● **Task details**:
Filter for the word "hoạt" and keep each matching line.

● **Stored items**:
.....
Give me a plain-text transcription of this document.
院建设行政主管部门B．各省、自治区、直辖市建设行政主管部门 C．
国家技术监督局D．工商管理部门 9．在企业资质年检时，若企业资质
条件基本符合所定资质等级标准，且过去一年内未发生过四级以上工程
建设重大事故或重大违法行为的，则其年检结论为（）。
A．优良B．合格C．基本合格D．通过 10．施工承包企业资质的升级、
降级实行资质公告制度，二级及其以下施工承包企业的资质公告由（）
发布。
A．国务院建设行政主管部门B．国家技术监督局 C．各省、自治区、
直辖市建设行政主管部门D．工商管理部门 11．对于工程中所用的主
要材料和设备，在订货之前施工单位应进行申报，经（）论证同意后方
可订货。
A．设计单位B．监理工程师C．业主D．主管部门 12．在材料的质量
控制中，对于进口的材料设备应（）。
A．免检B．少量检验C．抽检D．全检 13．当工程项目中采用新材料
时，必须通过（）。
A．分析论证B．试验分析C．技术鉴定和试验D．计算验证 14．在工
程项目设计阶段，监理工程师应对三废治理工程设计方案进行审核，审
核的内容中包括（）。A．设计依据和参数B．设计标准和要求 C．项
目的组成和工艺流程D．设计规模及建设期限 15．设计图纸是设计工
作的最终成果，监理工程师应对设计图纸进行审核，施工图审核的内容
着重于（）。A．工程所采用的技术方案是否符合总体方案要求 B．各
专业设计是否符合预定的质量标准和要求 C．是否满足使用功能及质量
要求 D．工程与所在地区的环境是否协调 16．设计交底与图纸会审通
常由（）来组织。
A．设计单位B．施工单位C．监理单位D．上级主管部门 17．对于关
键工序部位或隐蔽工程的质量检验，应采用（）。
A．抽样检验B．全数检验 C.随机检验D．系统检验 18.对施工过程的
.....
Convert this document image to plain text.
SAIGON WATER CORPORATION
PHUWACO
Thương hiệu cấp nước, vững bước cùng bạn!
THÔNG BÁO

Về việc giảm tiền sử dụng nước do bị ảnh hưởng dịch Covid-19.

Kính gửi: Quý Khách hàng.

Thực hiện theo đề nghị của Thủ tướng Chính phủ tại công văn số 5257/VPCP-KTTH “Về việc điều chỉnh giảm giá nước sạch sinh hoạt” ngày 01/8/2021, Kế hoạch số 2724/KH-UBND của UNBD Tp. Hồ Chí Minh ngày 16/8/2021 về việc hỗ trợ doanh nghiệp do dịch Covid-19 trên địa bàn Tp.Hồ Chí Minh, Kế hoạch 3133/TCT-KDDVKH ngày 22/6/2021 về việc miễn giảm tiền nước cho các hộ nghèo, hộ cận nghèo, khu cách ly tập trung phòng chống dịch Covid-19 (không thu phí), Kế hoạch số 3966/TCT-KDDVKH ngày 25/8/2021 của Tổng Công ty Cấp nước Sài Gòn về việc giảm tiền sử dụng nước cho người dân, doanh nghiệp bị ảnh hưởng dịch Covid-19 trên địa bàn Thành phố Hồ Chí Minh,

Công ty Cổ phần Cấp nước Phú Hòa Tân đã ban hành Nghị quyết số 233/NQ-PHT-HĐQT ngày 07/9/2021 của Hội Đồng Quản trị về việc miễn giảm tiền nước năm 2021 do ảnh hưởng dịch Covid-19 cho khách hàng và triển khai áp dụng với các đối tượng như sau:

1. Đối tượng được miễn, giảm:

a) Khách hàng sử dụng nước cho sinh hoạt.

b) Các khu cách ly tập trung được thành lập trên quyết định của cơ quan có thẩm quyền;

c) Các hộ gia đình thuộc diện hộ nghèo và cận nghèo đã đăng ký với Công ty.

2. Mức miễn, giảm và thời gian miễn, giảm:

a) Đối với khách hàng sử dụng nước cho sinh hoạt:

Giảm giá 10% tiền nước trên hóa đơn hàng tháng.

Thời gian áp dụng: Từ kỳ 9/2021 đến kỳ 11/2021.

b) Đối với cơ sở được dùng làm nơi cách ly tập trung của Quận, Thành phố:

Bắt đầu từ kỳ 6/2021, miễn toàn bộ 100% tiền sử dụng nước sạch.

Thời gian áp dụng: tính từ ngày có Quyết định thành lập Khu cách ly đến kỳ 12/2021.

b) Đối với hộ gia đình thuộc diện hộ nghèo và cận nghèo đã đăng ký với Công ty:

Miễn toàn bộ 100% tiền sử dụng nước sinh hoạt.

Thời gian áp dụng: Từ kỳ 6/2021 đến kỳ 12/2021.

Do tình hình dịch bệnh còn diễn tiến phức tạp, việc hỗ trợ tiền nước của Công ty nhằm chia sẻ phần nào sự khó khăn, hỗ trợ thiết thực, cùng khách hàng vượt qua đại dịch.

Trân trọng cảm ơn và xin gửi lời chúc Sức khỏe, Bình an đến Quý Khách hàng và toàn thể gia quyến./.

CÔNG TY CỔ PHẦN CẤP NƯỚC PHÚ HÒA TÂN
.....
● **Result of this task**:
Thực hiện theo đề nghị của Thủ tướng Chính phủ tại công văn số 5257/VPCP-KTTH “Về việc điều chỉnh giảm giá nước sạch sinh hoạt” ngày 01/8/2021, Kế hoạch số 2724/KH-UBND của UNBD Tp. Hồ Chí Minh ngày 16/8/2021 về việc hỗ trợ doanh nghiệp do dịch Covid-19 trên địa bàn Tp.Hồ Chí Minh, Kế hoạch 3133/TCT-KDDVKH ngày 22/6/2021 về việc miễn giảm tiền nước cho các hộ nghèo, hộ cận nghèo, khu cách ly tập trung phòng chống dịch Covid-19 (không thu phí), Kế hoạch số 3966/TCT-KDDVKH ngày 25/8/2021 của Tổng Công ty Cấp nước Sài Gòn về việc giảm tiền sử dụng nước cho người dân, doanh nghiệp bị ảnh hưởng dịch Covid-19 trên địa bàn Thành phố Hồ Chí Minh,
a) Khách hàng sử dụng nước cho sinh hoạt.
a) Đối với khách hàng sử dụng nước cho sinh hoạt:
Miễn toàn bộ 100% tiền sử dụng nước sinh hoạt.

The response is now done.